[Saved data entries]

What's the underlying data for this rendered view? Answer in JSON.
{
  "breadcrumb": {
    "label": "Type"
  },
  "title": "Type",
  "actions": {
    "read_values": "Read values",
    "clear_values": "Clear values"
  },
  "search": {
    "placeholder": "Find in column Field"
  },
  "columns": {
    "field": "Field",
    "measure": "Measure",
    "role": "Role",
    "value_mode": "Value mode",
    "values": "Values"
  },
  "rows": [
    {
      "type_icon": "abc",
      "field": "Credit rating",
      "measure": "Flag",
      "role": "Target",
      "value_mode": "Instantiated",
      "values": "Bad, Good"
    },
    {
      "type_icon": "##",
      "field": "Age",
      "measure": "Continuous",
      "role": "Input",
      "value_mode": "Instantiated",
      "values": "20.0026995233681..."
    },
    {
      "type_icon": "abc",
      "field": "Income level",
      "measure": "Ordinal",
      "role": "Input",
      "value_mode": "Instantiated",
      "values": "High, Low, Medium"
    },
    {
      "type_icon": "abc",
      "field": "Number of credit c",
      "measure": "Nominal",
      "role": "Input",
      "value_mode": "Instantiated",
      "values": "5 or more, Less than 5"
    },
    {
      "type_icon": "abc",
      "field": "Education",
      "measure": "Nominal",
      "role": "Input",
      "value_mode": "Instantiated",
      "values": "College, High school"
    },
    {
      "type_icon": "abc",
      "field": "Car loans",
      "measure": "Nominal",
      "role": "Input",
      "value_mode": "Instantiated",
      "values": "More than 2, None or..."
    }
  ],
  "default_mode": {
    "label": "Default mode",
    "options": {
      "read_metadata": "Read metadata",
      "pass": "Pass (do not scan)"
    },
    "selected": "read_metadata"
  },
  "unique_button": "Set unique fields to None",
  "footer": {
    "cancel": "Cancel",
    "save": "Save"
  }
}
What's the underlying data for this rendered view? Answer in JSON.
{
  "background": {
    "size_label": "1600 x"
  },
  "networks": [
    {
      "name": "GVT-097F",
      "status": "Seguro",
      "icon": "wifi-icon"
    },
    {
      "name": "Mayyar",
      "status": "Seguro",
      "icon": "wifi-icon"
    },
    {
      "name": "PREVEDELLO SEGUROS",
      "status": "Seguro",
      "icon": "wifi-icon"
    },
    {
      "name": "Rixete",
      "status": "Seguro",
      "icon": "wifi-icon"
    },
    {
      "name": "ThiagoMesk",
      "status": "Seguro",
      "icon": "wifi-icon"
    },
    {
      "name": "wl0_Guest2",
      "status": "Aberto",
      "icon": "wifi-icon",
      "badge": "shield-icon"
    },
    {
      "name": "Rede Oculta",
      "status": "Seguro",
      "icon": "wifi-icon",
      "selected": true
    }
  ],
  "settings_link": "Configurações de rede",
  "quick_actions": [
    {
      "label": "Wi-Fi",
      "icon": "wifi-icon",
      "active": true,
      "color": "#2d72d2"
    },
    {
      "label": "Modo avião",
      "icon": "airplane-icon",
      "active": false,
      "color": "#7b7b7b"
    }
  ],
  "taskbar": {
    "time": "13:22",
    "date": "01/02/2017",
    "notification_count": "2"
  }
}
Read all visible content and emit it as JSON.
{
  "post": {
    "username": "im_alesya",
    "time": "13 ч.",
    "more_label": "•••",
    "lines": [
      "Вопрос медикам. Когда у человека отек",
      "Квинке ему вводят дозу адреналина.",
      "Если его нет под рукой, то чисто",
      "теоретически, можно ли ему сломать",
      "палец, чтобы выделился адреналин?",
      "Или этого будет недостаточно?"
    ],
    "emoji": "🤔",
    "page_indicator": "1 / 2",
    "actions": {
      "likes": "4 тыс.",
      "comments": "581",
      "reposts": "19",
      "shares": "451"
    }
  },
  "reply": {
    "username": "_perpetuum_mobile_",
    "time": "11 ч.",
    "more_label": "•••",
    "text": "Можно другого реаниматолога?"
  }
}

● WHAT NEEDS TO BE DONE
Which lines in the records above contain the string "selected"? Copy each one.

● THE COMPLETED TASK
    "selected": "read_metadata"
      "selected": true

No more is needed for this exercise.